▶ _Written instruction_
Wherever the word "icon" shows up in a line, please copy that line.

==*==

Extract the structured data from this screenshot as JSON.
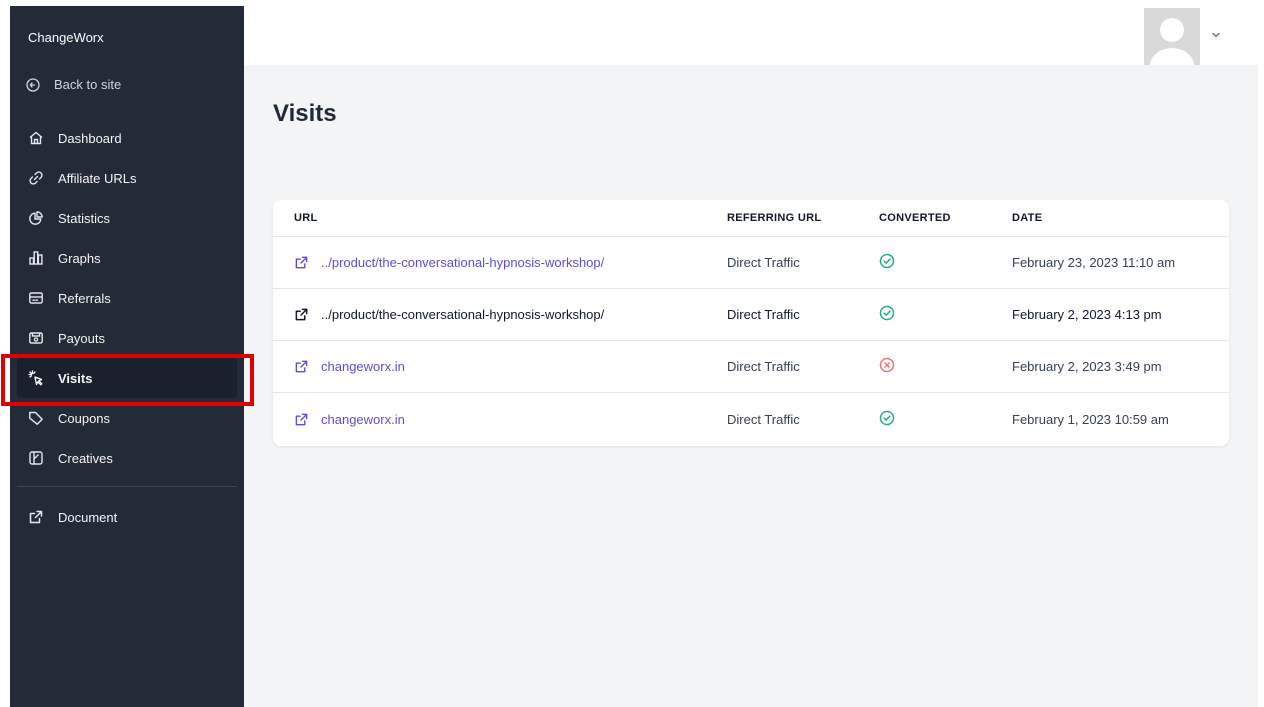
{
  "sidebar": {
    "brand": "ChangeWorx",
    "back_label": "Back to site",
    "items": [
      {
        "label": "Dashboard",
        "icon": "home-icon"
      },
      {
        "label": "Affiliate URLs",
        "icon": "link-icon"
      },
      {
        "label": "Statistics",
        "icon": "pie-chart-icon"
      },
      {
        "label": "Graphs",
        "icon": "bar-chart-icon"
      },
      {
        "label": "Referrals",
        "icon": "referrals-icon"
      },
      {
        "label": "Payouts",
        "icon": "payouts-icon"
      },
      {
        "label": "Visits",
        "icon": "cursor-click-icon",
        "active": true
      },
      {
        "label": "Coupons",
        "icon": "tag-icon"
      },
      {
        "label": "Creatives",
        "icon": "creatives-icon"
      }
    ],
    "document_label": "Document"
  },
  "main": {
    "title": "Visits",
    "table": {
      "headers": [
        "URL",
        "REFERRING URL",
        "CONVERTED",
        "DATE"
      ],
      "rows": [
        {
          "url": "../product/the-conversational-hypnosis-workshop/",
          "referring": "Direct Traffic",
          "converted": true,
          "date": "February 23, 2023 11:10 am"
        },
        {
          "url": "../product/the-conversational-hypnosis-workshop/",
          "referring": "Direct Traffic",
          "converted": true,
          "date": "February 2, 2023 4:13 pm"
        },
        {
          "url": "changeworx.in",
          "referring": "Direct Traffic",
          "converted": false,
          "date": "February 2, 2023 3:49 pm"
        },
        {
          "url": "changeworx.in",
          "referring": "Direct Traffic",
          "converted": true,
          "date": "February 1, 2023 10:59 am"
        }
      ]
    }
  },
  "colors": {
    "sidebar_bg": "#232b39",
    "accent_link": "#5b4fd8",
    "success": "#22b07d",
    "danger": "#f87171",
    "highlight": "#e00000"
  }
}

==*==

▶ _Task response_
        "icon": "home-icon"
        "icon": "link-icon"
        "icon": "pie-chart-icon"
        "icon": "bar-chart-icon"
        "icon": "referrals-icon"
        "icon": "payouts-icon"
        "icon": "cursor-click-icon",
        "icon": "tag-icon"
        "icon": "creatives-icon"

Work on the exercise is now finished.